Extract provided
Liberians return to the polls once more in a runoff to elect the successor of President Ellen Johnson Sirleaf following more than a month of delay over accusations of fraud and irregularities that beclouded the October 10, 2017 vote.
This time the voters have two candidates: Vice President Joseph Boakai and Senator George Manneh Weah from an exhaustive list of twenty in the first round.
Momentum are high and some nerves are beginning to buckle as the country decides its 24th President.
It is not a tight race as controversies surrounding the elections seem to suggest. It is a one-sided race that favors the former-footballer-turned-politician, who is poised to win by up to 60 percent of the votes on Tuesday.
If the results turn out to be tight, it will be due to the unpredictability of those who did not turn out, invalid votes and dirty final voters’ roster.
Here are six reasons why Mr. Weah will be the next president of Liberia.
1. Just the Numbers
Numbers are discrete; they don’t tell the whole story. But that is nearly the opposite when it comes to elections’ results. Here, only numbers matter.
Senator Weah obtained nearly 40 percent of the total number of valid votes cast. Vice President Boakai obtained nearly 30 percent.
So, Weah has a less difficult task to obtain 50 percent and above. He is just around 10 percent to 50 percent, while Boakai has just over 20 percent.
There are other things to consider here, including the number of invalid votes, those who did not turnout and the dirty voters’ roster.
Because we do not have an idea on the standings of the two candidates in those categories, we focus on the results of the October 10 votes, which we have at our disposal.
The key to our analysis here is very simple. We target counties won by the pair. In places where neither of them won, we look into their position—second and third.
Then we match victories or runner up positions, looking keenly into the candidate’s distance from 50 percent and above.
The assumption here is that the candidate retains his position in the counties as he fights to get additional votes that fell to other candidates in the first round.
Also, we combine all of the counties in the Southeast so that we could be able to easily analyze.
If one candidate had won in the Western region of Bomi, Cape Mount and Gbarpolu, we would have done the same.
In an instance where the counties don’t have huge numbers of votes, we combine them for easy computation.
Boakai obtained the highest votes in Lofa County, higher than the victories obtained by any other candidate in the 15 counties.

Work to do
(1) Answer these questions from the article on Liberia's presidential runoff:
(a) How many candidates were on the list in the first round?
(b) What share of the valid votes did Senator Weah obtain on October 10?
(c) In which county did Boakai obtain his highest votes?
(2) Shorten the paragraph of the article on Liberia's presidential runoff that begins "It is not a tight race" while keeping its main facts.
(3) Write the next part of the article on Liberia's presidential runoff, picking up after its last sentence.
The data that comes next is separate from the article on Liberia's presidential runoff.

Dataset extract
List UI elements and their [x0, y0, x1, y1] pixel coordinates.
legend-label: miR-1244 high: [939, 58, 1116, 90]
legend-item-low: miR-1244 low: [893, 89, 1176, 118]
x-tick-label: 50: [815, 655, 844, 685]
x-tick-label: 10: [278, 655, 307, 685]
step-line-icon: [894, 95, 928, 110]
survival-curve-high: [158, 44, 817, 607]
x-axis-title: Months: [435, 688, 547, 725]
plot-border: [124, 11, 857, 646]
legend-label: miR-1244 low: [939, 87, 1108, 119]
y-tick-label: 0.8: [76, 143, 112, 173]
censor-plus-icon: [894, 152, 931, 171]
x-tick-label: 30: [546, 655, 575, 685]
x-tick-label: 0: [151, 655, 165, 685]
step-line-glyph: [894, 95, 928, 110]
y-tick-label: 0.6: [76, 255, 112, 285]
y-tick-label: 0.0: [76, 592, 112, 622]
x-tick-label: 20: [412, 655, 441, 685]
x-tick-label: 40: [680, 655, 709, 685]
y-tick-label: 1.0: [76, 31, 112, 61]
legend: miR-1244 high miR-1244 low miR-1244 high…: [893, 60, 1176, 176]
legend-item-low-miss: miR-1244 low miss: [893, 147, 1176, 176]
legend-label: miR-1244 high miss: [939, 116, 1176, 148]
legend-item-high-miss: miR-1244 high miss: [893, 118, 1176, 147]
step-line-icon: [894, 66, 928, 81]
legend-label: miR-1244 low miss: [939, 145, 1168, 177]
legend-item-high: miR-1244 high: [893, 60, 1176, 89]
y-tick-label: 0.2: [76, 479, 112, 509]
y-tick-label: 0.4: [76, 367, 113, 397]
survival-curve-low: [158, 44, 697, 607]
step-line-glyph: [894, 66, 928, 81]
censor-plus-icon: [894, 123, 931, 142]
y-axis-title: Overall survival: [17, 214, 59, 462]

---

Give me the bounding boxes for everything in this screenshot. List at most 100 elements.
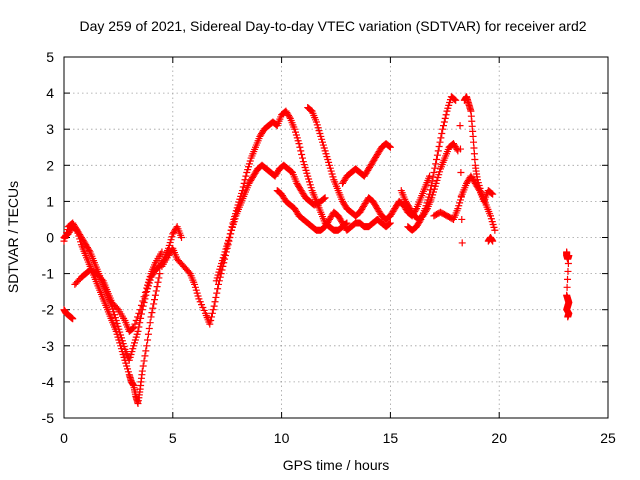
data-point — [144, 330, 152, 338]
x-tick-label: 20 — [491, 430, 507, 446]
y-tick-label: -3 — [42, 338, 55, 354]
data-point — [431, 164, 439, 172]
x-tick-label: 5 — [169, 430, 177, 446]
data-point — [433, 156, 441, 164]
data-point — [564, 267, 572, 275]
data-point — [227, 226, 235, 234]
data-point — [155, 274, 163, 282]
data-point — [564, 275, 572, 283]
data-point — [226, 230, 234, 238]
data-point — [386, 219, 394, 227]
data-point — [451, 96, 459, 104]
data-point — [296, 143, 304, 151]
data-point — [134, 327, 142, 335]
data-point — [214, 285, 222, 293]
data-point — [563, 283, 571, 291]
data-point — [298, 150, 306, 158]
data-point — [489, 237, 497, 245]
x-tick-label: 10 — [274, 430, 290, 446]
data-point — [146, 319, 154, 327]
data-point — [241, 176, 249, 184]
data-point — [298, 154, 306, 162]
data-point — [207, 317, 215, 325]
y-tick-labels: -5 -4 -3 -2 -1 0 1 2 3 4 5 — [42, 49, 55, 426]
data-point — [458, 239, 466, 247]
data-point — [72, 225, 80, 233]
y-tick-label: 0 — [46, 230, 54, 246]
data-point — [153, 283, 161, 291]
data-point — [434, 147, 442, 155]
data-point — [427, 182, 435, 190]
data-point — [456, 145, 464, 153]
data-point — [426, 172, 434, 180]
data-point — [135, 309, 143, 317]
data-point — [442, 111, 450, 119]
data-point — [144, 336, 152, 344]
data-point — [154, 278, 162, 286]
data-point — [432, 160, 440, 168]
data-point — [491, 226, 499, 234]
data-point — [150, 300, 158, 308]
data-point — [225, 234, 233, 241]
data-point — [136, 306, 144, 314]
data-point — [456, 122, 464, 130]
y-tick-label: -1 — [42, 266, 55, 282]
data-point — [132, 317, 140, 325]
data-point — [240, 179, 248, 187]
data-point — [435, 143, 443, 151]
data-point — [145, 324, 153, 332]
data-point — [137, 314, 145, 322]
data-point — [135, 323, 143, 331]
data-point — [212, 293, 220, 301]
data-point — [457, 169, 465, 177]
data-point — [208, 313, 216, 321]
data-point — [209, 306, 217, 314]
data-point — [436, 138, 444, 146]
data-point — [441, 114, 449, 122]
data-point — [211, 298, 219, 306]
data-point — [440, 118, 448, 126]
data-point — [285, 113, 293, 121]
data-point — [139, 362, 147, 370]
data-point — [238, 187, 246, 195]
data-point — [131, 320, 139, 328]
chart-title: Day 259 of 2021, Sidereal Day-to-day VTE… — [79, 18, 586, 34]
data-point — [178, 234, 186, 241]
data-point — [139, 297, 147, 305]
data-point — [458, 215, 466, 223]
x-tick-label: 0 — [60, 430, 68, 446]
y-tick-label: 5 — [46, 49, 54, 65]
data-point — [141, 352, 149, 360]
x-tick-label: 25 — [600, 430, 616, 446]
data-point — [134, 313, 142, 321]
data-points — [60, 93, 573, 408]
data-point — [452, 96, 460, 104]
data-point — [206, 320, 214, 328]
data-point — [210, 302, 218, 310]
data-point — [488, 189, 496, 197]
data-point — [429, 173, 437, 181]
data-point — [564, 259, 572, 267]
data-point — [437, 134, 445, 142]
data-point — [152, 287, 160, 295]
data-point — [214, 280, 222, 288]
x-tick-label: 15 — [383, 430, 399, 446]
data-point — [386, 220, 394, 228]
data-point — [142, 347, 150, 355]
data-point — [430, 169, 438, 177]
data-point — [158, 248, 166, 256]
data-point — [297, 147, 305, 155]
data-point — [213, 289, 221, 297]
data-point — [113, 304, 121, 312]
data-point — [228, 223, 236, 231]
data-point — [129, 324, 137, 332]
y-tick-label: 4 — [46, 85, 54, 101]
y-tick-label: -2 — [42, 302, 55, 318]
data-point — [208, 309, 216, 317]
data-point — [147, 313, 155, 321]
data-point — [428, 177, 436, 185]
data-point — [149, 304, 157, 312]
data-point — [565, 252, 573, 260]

---

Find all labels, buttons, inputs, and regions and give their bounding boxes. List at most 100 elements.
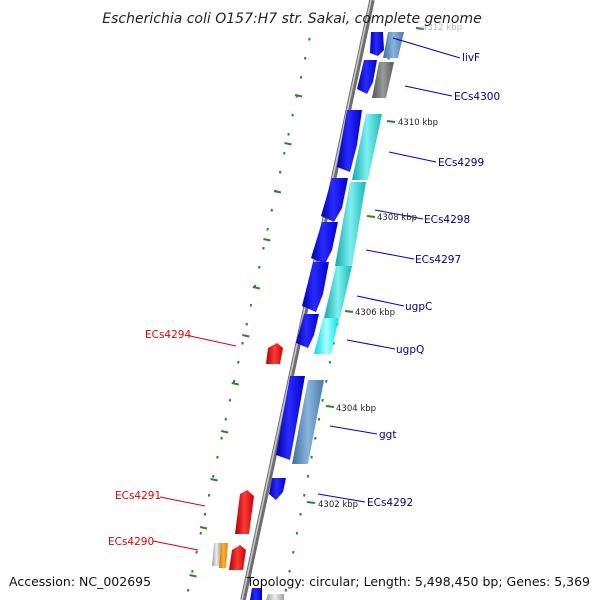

Exercise answers
(1)
(a) Twenty.
(b) Nearly 40 percent.
(c) Lofa County.

(2) Despite the election controversies, the race is one-sided, not tight. It favors the former footballer turned politician, who is poised to win up to 60 percent of the votes on Tuesday.

(3)
He did an excellent job there, getting nearly 80 percent. But besides Lofa he was only able to win one more county, Gbarpolu.
Weah, on the other hand, won in 11 counties—Montserrado, Margibi, Bong, Rivercess, Bomi, Cape Mount and the Southeast (Maryland, Grand Gedeh, Sinoe, River Gee and Grand Kru).
Boakai’s impressive victory in Lofa gave him 91,324 votes. He scooped second place with 39,964 votes in Nimba, the second largest vote-rich county, where Weah performed dismally with 16,002 votes.
However, Weah’s sweeping victory in the entire Southeast matched Boakai’s victory in Lofa with about 9,000 votes left for soccer legend.
This automatically left Boakai with only Gbarpolu, where he won Weah by over 1,300 votes.
Unlike Weah, who had numbers to even surpass Boakai’s triumph in Lofa, the Vice President had no answer for Weah’s in Montserrado. The capital county has 778,291 votes, the highest registered voters countrywide.
Weah obtained 276,558 votes or nearly 50 percent of the valid votes cast here, compared to Boakai’s 155,651 votes or over 27 percent. That is a lead of a mammoth 120,000 votes.
Since we have counted Lofa, Gbarpolu, the Southeast and mighty Montserrado, we move to the remaining counties.
Weah also won in Bong, Margibi and River Cess, Bomi, Cape Mount and River Cess. River Cess, Bomi and Cape Mount obtained a combined 160,942 votes or eight percent of the total number of registered voters.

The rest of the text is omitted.